◆ EXERCISE DESCRIPTION: Tally the lines that include "this". Output the number only.

◆ DATA PROVIDED:
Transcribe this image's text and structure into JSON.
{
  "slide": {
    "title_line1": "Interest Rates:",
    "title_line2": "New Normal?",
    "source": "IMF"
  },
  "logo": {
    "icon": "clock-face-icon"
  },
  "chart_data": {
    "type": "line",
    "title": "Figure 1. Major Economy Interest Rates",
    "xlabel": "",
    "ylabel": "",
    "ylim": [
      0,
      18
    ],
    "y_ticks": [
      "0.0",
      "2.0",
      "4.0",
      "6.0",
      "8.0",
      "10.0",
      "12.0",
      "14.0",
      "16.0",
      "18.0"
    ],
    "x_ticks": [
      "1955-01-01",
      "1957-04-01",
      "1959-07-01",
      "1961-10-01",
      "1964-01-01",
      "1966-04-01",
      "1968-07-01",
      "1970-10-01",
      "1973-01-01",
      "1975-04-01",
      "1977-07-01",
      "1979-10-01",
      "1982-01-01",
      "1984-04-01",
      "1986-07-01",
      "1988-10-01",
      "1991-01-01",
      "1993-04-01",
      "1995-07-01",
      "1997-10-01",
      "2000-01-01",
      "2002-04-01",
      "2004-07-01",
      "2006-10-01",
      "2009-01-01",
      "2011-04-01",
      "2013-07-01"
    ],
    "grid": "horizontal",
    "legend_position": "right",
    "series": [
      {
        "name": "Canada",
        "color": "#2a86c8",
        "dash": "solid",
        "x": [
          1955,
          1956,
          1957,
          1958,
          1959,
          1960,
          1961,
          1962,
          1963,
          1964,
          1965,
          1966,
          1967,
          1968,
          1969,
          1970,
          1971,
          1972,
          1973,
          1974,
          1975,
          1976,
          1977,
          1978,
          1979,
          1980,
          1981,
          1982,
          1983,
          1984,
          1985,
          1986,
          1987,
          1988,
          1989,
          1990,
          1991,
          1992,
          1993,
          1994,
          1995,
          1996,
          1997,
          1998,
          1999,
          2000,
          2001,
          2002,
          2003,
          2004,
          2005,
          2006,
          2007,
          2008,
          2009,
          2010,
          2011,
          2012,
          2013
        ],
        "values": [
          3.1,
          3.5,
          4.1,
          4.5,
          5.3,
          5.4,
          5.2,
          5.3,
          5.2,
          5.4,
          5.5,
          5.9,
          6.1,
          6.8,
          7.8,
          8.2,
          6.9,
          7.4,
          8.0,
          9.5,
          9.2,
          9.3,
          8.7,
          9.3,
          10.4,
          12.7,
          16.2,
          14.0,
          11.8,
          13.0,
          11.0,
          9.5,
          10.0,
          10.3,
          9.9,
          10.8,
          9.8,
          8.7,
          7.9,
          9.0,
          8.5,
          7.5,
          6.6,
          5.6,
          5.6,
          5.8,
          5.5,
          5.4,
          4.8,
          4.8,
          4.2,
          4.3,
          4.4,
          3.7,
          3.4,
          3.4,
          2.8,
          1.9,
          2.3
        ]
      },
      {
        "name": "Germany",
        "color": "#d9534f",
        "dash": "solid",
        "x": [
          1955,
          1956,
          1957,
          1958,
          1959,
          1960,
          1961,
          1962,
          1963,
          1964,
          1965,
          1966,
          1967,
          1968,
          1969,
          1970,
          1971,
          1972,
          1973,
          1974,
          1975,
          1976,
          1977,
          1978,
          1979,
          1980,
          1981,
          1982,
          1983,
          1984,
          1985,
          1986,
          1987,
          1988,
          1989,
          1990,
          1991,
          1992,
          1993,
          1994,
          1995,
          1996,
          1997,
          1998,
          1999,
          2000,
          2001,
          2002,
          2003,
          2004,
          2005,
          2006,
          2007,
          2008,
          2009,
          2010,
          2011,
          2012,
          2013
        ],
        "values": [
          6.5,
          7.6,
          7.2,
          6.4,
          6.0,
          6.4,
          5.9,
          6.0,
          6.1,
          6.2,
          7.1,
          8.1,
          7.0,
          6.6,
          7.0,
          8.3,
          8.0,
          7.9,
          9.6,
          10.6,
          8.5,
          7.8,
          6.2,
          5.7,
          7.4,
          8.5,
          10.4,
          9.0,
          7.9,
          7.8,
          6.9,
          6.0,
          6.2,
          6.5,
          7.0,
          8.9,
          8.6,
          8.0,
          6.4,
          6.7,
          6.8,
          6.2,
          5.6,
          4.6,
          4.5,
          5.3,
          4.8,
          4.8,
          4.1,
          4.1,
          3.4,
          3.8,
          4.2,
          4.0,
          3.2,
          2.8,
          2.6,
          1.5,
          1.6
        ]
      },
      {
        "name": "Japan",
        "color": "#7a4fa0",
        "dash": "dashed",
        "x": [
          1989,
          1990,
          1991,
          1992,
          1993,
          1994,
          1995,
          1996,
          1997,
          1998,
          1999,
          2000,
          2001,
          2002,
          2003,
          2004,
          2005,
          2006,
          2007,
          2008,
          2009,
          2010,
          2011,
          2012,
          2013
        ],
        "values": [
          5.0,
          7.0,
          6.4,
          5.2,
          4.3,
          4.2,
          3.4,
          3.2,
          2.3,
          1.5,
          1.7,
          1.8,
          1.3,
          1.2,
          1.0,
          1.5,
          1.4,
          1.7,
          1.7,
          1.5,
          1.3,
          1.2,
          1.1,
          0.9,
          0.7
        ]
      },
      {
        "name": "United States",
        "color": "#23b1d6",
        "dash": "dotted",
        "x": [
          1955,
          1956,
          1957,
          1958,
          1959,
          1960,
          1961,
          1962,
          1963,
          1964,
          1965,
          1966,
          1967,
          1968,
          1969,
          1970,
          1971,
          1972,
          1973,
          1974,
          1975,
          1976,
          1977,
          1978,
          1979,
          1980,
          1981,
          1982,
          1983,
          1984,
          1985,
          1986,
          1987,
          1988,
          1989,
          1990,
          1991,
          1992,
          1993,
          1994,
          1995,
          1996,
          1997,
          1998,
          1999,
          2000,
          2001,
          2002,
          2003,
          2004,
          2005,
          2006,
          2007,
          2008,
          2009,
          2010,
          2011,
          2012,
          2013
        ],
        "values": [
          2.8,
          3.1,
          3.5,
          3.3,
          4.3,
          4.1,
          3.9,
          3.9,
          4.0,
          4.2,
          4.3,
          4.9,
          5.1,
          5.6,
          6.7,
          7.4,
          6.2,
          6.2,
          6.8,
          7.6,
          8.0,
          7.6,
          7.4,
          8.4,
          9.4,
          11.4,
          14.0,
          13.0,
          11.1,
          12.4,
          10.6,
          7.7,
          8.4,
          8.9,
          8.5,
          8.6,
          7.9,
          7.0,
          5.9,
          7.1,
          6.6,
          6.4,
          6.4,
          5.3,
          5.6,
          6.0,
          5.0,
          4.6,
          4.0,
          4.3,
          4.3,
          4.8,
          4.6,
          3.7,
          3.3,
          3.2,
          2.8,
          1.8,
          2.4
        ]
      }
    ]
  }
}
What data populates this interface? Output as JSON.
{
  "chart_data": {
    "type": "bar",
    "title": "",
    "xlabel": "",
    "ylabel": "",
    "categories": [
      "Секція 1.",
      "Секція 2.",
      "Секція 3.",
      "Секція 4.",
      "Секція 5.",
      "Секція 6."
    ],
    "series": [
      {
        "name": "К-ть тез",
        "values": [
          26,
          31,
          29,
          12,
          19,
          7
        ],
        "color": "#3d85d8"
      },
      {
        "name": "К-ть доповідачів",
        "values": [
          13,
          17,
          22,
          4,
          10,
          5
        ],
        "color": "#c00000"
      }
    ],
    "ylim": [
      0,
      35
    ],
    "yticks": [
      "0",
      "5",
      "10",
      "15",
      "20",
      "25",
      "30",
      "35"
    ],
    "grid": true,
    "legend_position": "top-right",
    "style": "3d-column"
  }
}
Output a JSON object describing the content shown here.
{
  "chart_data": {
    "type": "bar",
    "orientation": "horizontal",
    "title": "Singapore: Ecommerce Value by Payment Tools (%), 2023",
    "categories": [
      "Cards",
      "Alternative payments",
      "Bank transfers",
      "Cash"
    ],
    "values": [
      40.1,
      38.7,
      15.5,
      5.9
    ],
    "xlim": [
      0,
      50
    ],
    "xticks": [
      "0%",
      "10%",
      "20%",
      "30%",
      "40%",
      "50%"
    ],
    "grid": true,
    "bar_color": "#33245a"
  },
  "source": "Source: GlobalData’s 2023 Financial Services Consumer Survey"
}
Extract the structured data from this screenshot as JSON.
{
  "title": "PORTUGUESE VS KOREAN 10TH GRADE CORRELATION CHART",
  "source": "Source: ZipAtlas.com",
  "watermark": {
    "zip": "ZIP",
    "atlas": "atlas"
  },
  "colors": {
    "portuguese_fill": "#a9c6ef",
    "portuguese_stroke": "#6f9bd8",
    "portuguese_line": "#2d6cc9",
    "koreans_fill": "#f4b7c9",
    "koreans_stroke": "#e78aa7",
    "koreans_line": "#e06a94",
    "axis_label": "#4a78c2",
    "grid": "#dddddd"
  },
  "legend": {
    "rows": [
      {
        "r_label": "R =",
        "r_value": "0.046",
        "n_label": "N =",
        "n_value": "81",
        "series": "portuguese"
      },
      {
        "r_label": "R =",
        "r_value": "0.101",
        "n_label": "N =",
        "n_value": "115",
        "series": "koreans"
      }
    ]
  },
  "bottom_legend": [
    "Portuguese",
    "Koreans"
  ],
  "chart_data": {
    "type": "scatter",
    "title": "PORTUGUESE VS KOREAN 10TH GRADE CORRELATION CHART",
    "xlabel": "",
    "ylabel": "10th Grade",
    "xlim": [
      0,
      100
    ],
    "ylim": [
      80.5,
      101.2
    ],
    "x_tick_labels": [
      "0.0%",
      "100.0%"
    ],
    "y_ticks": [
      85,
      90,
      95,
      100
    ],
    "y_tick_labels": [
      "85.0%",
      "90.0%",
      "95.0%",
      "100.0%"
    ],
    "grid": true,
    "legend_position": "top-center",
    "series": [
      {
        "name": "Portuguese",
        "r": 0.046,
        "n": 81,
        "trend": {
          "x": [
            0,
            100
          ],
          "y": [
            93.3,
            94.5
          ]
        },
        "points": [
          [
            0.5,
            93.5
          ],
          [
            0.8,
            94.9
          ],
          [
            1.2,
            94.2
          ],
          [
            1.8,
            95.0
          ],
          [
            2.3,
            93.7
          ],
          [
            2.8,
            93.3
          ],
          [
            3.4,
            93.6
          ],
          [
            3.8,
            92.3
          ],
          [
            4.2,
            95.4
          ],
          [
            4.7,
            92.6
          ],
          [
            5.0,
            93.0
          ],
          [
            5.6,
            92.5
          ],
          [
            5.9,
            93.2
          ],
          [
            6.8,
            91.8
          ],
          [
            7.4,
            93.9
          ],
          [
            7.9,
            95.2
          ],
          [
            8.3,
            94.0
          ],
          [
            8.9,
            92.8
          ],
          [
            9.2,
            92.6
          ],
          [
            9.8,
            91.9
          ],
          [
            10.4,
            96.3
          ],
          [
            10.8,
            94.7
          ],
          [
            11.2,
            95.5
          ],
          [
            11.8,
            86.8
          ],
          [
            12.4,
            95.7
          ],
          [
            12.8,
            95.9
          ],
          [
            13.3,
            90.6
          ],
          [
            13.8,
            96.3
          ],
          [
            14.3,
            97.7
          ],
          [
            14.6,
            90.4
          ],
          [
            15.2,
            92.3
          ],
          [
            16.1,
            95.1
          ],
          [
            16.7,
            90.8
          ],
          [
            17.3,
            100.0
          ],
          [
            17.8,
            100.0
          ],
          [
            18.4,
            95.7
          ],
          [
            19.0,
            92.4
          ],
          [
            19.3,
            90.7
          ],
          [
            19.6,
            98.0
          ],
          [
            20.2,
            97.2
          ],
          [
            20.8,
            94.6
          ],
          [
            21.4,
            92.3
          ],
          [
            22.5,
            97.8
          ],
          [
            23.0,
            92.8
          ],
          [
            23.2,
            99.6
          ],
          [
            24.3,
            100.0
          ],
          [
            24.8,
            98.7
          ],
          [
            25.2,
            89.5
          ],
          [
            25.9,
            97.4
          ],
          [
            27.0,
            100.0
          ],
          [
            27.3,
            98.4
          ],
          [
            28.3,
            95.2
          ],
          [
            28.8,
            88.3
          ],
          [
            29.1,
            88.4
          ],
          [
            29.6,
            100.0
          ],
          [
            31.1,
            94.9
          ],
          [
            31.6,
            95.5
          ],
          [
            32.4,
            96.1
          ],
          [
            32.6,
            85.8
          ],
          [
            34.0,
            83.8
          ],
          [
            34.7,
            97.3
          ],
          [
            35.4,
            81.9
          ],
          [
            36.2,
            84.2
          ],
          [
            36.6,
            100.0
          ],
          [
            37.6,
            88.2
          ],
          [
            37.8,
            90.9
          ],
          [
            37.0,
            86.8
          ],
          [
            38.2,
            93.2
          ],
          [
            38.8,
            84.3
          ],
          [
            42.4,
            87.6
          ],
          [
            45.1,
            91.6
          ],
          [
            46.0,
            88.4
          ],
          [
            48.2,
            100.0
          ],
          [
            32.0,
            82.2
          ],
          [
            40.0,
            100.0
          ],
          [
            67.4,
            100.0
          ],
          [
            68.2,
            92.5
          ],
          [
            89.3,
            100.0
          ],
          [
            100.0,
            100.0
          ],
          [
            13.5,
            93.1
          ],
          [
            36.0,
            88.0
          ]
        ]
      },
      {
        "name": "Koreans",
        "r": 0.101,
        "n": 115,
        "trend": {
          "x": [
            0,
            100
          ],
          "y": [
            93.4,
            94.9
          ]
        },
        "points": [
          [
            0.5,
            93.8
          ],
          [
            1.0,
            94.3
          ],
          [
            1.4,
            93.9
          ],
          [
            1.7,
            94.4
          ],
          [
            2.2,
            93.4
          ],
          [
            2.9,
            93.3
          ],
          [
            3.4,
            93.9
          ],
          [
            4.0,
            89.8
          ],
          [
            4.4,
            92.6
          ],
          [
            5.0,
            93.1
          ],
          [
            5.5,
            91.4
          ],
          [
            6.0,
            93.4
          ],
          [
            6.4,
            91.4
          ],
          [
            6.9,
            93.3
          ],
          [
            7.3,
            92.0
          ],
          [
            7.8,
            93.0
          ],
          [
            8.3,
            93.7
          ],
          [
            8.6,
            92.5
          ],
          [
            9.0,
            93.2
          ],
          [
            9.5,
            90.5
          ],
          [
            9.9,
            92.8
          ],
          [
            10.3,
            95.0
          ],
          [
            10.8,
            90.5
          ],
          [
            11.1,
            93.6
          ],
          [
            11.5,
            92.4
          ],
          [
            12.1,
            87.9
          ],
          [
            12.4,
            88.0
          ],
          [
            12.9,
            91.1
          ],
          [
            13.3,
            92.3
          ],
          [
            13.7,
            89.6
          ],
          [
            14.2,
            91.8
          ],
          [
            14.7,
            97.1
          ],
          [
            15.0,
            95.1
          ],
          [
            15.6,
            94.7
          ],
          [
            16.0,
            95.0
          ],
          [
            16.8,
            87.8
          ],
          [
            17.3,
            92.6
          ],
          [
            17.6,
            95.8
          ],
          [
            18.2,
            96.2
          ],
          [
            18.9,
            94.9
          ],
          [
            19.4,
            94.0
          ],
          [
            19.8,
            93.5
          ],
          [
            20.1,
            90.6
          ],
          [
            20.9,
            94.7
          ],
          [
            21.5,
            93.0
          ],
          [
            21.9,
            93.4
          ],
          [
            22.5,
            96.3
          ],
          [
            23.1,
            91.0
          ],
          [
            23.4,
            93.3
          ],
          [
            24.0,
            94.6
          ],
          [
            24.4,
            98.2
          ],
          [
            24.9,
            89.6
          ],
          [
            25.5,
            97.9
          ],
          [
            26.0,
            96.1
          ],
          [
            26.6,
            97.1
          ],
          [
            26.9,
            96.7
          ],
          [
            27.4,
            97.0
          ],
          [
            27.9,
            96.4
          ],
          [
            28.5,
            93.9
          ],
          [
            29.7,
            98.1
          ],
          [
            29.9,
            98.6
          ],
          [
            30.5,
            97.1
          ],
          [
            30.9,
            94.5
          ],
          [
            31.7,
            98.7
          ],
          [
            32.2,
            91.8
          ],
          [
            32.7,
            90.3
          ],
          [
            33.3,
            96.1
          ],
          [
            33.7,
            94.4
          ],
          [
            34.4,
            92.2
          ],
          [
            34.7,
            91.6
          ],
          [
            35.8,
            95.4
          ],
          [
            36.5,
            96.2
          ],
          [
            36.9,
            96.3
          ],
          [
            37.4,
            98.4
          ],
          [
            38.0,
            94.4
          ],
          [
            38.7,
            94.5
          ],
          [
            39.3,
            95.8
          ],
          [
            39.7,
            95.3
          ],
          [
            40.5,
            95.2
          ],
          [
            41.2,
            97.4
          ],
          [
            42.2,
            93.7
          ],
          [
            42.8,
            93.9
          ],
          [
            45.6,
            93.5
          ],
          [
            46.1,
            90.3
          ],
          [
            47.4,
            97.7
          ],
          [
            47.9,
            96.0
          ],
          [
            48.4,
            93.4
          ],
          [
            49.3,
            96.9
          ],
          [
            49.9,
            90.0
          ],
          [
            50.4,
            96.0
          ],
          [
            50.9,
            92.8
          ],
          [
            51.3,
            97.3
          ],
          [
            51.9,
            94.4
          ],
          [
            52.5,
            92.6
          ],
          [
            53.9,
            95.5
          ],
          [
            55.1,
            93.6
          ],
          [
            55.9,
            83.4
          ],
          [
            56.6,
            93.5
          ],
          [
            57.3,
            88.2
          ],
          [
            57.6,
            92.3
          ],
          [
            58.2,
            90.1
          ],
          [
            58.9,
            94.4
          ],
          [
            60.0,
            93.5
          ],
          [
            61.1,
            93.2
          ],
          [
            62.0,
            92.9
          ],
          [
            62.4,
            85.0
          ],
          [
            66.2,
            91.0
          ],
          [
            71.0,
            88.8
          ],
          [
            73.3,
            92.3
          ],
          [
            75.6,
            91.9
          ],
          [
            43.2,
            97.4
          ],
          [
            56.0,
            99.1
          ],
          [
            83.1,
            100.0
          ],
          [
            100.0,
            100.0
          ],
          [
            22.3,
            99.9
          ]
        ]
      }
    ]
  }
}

◆ ANSWER TO THE EXERCISE: 3